### What is being asked
Identify and copy all lines of the material where the string "image" is found.

## begin

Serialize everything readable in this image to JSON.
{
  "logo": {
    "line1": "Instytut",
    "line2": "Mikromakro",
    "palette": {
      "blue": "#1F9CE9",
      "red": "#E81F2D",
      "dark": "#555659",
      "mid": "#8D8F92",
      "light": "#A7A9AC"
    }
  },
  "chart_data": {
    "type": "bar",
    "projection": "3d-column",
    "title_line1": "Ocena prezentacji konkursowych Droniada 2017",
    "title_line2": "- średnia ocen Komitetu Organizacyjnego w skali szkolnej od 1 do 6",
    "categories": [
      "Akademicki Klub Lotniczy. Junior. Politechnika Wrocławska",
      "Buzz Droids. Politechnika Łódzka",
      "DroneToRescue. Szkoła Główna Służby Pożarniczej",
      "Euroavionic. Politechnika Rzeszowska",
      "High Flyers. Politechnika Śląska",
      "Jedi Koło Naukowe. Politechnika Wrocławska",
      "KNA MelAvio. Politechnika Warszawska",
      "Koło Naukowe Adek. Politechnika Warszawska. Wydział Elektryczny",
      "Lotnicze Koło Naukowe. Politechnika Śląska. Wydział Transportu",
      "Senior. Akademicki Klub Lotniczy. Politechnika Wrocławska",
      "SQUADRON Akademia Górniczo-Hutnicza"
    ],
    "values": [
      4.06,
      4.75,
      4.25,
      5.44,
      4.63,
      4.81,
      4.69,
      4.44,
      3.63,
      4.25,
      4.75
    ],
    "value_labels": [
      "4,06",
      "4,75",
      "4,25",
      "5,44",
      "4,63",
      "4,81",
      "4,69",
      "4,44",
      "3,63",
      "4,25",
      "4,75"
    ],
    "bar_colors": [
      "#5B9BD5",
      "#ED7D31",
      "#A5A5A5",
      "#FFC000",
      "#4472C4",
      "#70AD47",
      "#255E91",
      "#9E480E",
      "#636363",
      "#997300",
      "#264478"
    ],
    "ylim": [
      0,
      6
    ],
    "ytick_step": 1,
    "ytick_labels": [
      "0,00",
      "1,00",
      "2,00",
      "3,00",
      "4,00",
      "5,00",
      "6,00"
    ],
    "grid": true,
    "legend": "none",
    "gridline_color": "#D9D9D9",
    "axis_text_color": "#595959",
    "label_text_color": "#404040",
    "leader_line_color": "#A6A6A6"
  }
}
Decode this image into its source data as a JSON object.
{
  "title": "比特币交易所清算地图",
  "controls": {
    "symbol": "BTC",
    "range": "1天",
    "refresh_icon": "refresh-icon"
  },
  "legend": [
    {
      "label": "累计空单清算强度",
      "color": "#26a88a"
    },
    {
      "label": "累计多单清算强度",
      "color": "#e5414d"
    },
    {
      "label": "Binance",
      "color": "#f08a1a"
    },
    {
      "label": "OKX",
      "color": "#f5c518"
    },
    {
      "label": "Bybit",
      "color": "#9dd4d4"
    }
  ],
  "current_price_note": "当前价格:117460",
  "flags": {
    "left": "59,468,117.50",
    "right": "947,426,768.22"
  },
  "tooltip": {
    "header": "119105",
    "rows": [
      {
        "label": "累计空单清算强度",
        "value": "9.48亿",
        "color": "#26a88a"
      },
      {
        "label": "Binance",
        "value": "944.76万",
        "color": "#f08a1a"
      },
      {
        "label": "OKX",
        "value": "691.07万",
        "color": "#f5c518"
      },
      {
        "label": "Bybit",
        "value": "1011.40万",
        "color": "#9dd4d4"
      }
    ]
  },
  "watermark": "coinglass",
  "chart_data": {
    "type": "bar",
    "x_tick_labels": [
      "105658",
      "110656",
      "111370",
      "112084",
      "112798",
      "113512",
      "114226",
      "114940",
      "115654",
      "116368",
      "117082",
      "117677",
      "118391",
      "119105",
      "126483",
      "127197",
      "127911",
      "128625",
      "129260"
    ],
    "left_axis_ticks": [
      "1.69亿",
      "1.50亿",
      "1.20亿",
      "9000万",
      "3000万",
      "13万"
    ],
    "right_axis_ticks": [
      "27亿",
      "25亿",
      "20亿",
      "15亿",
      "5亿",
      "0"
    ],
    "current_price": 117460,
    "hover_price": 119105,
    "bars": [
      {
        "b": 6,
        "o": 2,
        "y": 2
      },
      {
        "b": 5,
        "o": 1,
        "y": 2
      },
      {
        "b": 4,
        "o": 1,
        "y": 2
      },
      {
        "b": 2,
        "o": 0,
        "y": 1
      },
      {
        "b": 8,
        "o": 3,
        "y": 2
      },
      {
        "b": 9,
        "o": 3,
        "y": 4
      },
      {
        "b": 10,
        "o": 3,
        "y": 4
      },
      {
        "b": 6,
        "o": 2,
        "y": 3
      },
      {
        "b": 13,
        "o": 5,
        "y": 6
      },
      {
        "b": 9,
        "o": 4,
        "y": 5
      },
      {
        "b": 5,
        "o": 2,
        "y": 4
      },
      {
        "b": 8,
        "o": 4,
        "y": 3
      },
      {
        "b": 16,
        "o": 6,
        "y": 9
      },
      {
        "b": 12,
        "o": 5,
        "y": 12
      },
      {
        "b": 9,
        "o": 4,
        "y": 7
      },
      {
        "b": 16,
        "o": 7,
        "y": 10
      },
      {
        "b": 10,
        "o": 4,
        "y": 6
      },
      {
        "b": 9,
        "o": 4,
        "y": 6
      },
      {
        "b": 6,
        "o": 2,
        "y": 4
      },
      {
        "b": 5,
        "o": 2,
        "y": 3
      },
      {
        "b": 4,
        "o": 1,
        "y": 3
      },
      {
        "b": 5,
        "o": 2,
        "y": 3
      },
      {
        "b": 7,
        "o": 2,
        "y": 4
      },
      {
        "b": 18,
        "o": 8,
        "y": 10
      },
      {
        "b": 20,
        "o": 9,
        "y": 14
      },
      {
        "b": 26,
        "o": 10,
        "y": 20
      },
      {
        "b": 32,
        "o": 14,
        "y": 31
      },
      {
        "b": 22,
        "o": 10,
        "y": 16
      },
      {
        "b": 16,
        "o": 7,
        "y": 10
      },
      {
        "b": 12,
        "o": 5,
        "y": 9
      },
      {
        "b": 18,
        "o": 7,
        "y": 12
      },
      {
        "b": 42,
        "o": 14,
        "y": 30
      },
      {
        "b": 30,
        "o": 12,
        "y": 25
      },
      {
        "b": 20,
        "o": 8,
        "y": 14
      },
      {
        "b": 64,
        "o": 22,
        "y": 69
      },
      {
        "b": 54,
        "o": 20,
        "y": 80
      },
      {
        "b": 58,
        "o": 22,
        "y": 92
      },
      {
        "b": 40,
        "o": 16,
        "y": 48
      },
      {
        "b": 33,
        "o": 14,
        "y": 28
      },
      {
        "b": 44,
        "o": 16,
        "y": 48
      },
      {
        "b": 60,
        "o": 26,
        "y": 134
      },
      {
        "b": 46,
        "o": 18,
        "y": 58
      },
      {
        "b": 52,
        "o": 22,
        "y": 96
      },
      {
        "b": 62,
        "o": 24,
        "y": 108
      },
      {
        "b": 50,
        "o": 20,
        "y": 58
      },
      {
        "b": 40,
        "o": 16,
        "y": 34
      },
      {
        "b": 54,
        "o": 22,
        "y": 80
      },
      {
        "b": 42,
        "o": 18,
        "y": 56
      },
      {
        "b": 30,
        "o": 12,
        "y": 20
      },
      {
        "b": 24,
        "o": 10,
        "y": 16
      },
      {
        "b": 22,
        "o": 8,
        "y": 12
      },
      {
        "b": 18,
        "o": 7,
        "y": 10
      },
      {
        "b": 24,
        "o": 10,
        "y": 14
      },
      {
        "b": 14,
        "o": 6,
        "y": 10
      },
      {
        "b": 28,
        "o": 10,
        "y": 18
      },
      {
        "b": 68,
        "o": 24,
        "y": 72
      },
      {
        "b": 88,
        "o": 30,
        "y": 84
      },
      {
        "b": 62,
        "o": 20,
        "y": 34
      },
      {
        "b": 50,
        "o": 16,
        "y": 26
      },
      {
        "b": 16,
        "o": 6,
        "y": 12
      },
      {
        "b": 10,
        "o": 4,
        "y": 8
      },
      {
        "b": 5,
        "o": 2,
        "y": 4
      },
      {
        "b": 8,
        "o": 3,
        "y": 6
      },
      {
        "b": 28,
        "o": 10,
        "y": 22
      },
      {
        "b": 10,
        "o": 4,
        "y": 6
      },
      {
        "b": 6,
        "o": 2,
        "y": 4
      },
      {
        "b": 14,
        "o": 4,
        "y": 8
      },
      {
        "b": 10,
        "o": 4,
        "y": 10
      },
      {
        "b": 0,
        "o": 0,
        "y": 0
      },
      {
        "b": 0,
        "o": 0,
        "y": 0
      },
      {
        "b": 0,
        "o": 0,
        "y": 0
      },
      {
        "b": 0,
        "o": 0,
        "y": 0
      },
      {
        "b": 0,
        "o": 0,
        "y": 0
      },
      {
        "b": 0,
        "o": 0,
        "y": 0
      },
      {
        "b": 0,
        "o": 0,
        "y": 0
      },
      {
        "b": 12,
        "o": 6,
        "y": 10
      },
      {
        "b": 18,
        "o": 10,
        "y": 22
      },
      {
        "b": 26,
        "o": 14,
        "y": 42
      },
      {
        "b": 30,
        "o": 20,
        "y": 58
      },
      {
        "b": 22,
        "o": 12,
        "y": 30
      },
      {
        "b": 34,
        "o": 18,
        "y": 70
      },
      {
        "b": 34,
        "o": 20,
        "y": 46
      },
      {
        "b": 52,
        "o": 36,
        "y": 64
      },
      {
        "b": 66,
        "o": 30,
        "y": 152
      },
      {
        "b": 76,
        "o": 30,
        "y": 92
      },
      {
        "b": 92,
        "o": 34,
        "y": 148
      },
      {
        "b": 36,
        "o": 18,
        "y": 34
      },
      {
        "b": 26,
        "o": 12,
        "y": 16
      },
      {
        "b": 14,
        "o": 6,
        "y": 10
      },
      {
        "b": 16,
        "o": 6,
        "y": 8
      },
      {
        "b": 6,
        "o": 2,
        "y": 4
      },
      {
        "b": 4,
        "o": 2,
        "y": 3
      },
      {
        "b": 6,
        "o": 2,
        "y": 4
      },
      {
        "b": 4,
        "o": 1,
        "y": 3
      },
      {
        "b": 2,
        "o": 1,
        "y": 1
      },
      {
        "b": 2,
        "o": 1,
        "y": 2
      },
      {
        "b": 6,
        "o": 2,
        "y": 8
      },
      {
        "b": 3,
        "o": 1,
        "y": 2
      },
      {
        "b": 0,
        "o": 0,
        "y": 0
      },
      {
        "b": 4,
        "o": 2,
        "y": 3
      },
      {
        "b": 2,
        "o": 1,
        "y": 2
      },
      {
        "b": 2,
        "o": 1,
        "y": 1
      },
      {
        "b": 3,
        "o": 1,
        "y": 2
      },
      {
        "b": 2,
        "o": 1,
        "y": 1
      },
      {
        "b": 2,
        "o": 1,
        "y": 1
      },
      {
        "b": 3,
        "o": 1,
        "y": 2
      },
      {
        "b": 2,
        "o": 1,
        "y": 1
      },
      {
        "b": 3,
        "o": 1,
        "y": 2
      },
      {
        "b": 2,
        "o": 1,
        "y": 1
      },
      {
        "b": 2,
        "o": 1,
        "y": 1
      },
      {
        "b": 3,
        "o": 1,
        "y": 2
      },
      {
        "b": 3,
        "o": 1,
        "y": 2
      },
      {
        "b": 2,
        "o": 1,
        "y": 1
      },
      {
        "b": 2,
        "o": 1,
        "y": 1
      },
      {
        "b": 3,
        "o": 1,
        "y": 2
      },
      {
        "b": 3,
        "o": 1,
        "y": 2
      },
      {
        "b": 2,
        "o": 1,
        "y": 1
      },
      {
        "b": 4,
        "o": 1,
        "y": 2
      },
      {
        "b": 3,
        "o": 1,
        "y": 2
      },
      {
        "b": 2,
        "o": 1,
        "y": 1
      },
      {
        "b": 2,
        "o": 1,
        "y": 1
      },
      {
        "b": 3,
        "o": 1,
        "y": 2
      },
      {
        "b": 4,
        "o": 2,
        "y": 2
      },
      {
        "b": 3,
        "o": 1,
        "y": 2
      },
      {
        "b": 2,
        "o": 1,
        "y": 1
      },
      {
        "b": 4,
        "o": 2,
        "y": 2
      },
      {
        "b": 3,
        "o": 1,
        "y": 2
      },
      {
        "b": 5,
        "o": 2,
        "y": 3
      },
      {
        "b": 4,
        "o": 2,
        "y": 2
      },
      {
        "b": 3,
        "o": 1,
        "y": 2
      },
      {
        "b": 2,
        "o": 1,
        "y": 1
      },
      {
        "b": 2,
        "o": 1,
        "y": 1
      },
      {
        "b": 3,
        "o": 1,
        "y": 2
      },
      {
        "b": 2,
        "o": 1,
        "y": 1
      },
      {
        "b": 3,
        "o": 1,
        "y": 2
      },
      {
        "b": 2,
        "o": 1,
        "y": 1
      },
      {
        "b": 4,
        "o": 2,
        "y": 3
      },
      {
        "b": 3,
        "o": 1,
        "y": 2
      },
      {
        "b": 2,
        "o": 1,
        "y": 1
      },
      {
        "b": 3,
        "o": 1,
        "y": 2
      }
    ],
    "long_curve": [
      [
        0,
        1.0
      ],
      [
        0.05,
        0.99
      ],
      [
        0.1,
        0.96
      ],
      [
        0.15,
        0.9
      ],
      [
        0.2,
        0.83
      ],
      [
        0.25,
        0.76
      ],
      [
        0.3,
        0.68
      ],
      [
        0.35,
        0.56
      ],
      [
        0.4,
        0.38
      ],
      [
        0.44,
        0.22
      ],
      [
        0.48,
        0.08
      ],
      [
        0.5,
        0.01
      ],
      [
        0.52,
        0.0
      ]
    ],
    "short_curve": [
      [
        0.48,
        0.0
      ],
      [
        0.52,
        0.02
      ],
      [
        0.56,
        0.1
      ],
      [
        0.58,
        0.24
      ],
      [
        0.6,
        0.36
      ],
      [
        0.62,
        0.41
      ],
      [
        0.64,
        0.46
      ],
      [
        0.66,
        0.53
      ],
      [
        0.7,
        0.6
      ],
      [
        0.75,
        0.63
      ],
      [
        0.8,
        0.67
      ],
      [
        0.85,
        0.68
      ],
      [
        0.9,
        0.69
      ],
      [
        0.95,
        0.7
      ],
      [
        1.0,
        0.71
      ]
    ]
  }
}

## end

### Answer to this problem
Serialize everything readable in this image to JSON.
Decode this image into its source data as a JSON object.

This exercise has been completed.